* [Recorded information]
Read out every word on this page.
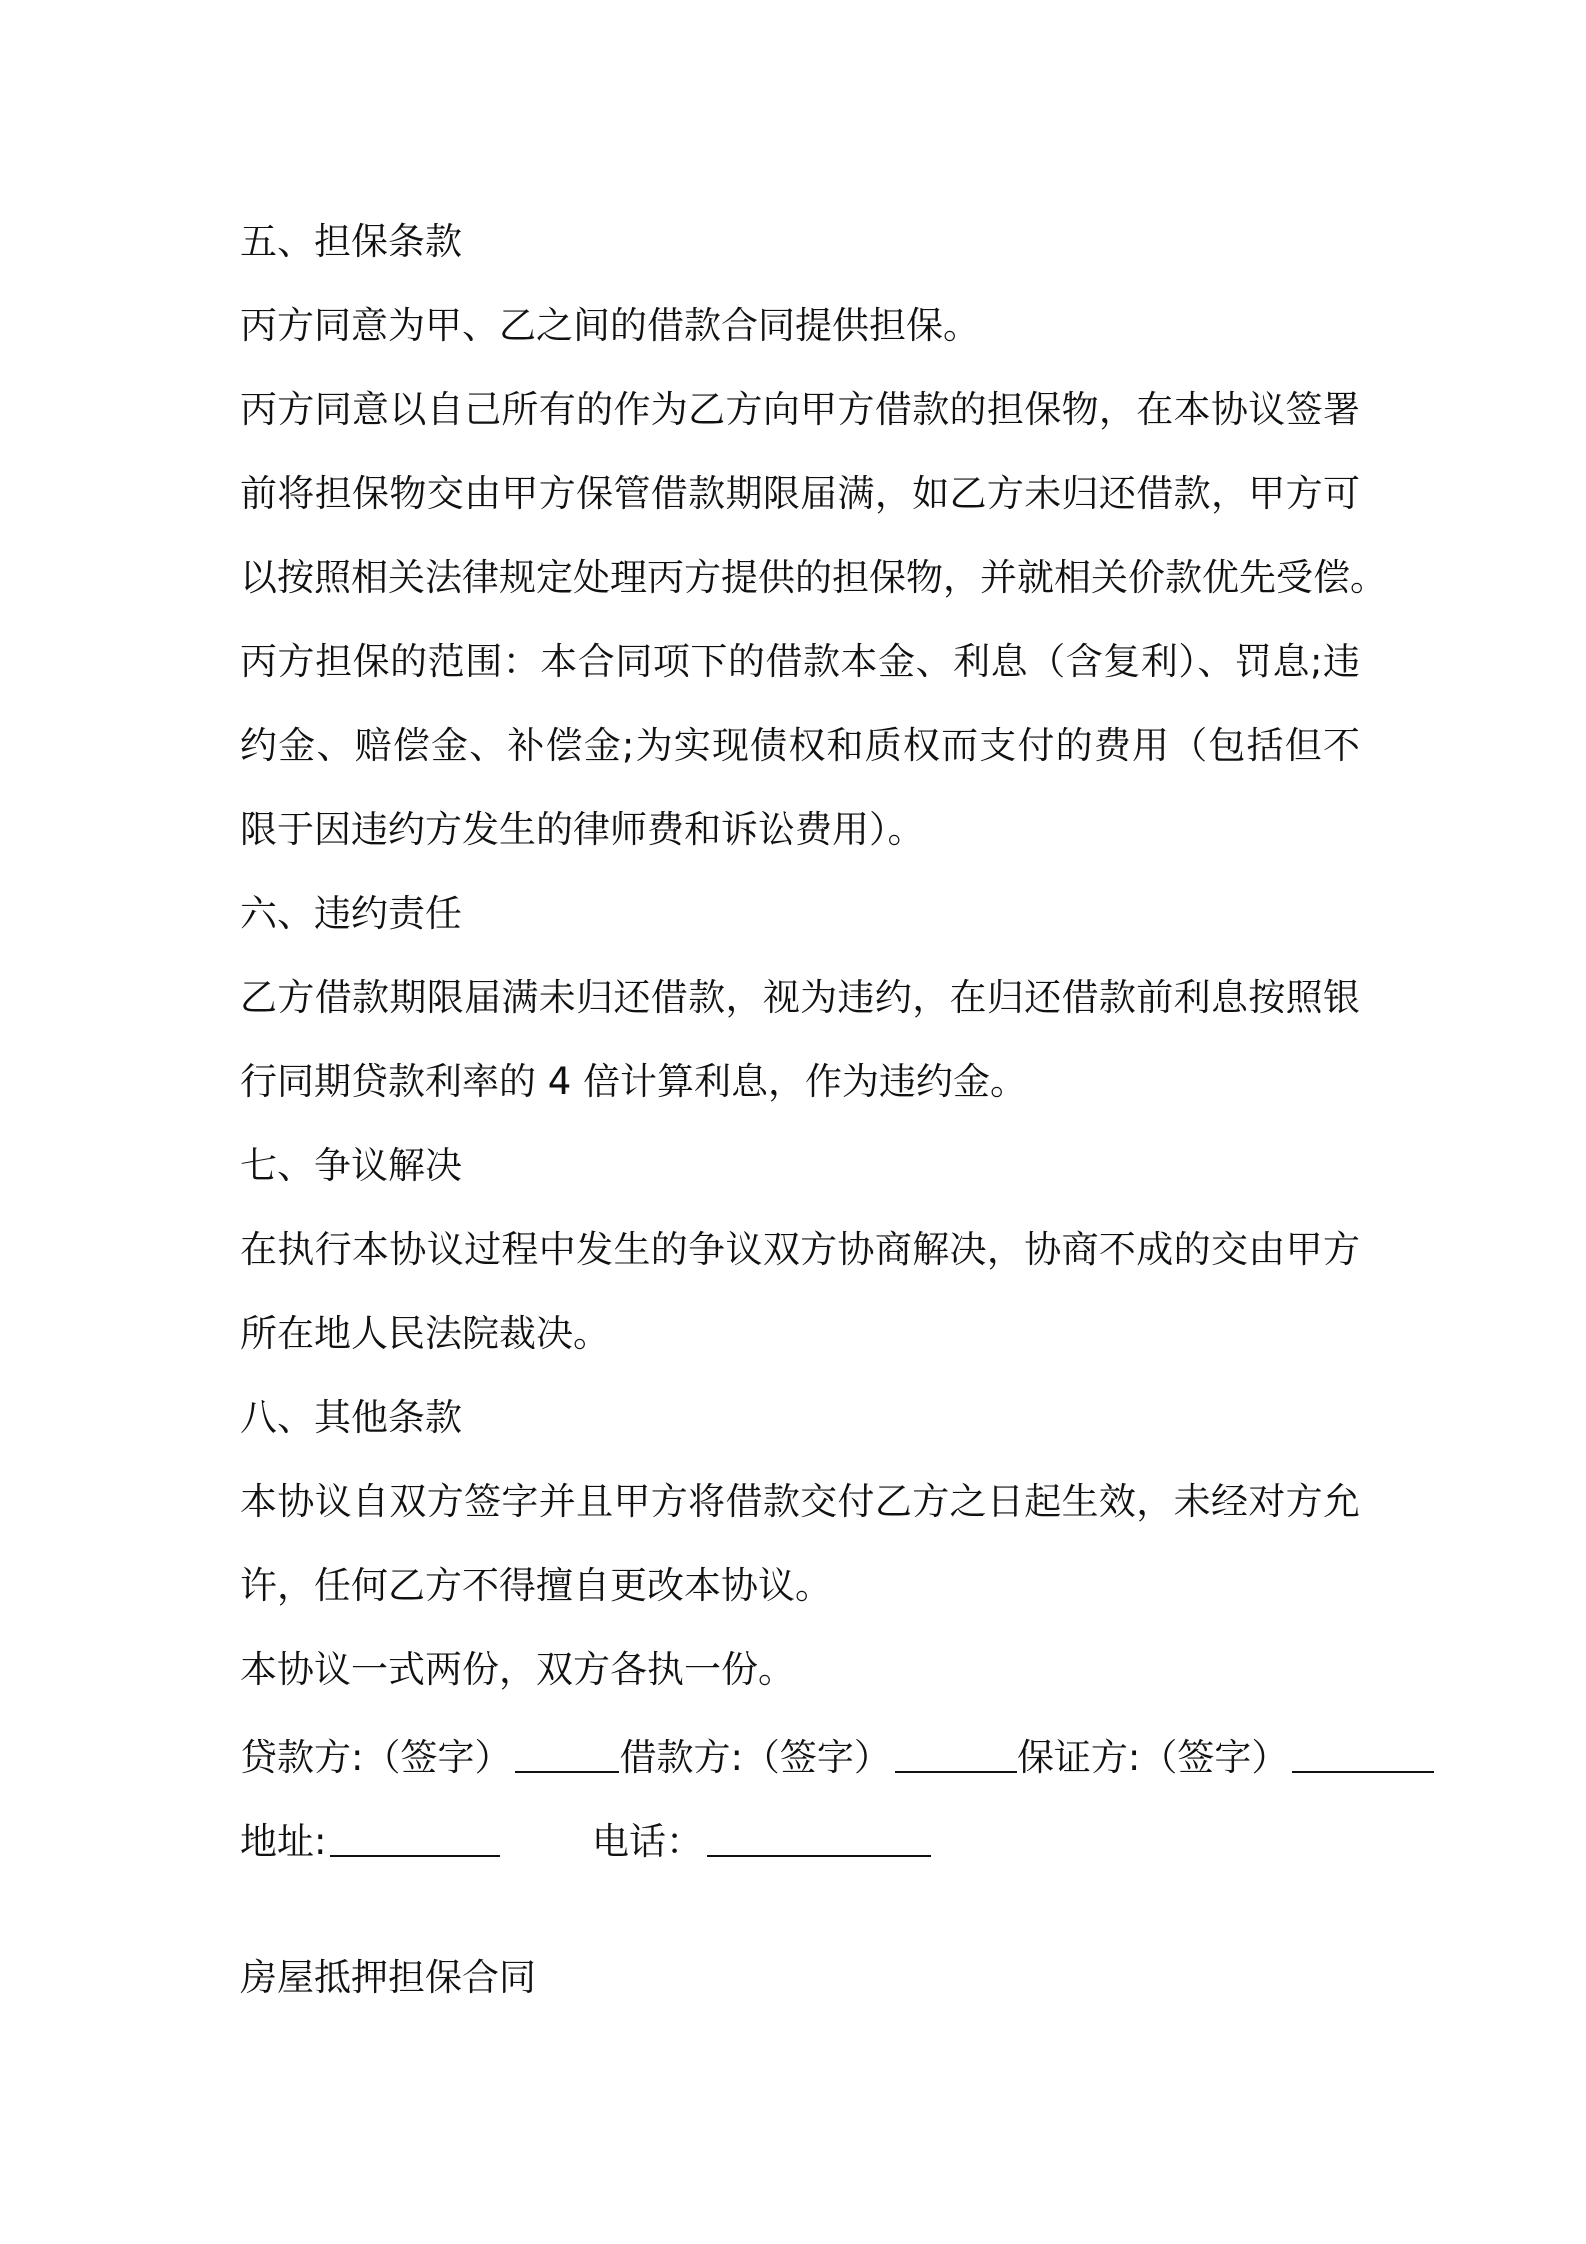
五、担保条款
丙方同意为甲、乙之间的借款合同提供担保。
丙方同意以自己所有的作为乙方向甲方借款的担保物，在本协议签署
前将担保物交由甲方保管借款期限届满，如乙方未归还借款，甲方可
以按照相关法律规定处理丙方提供的担保物，并就相关价款优先受偿。
丙方担保的范围：本合同项下的借款本金、利息（含复利）、罚息;违
约金、赔偿金、补偿金;为实现债权和质权而支付的费用（包括但不
限于因违约方发生的律师费和诉讼费用）。
六、违约责任
乙方借款期限届满未归还借款，视为违约，在归还借款前利息按照银
行同期贷款利率的 4 倍计算利息，作为违约金。
七、争议解决
在执行本协议过程中发生的争议双方协商解决，协商不成的交由甲方
所在地人民法院裁决。
八、其他条款
本协议自双方签字并且甲方将借款交付乙方之日起生效，未经对方允
许，任何乙方不得擅自更改本协议。
本协议一式两份，双方各执一份。
贷款方:（签字）	借款方:（签字）	保证方:（签字）
地址:	电话：
房屋抵押担保合同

* [Required task]
Each line of the data should be quoted exactly, with pictures left out.

* [Answer to the task]
Read out every word on this page.
五、担保条款
丙方同意为甲、乙之间的借款合同提供担保。
丙方同意以自己所有的作为乙方向甲方借款的担保物，在本协议签署
前将担保物交由甲方保管借款期限届满，如乙方未归还借款，甲方可
以按照相关法律规定处理丙方提供的担保物，并就相关价款优先受偿。
丙方担保的范围：本合同项下的借款本金、利息（含复利）、罚息;违
约金、赔偿金、补偿金;为实现债权和质权而支付的费用（包括但不
限于因违约方发生的律师费和诉讼费用）。
六、违约责任
乙方借款期限届满未归还借款，视为违约，在归还借款前利息按照银
行同期贷款利率的 4 倍计算利息，作为违约金。
七、争议解决
在执行本协议过程中发生的争议双方协商解决，协商不成的交由甲方
所在地人民法院裁决。
八、其他条款
本协议自双方签字并且甲方将借款交付乙方之日起生效，未经对方允
许，任何乙方不得擅自更改本协议。
本协议一式两份，双方各执一份。
贷款方:（签字）	借款方:（签字）	保证方:（签字）
地址:	电话：
房屋抵押担保合同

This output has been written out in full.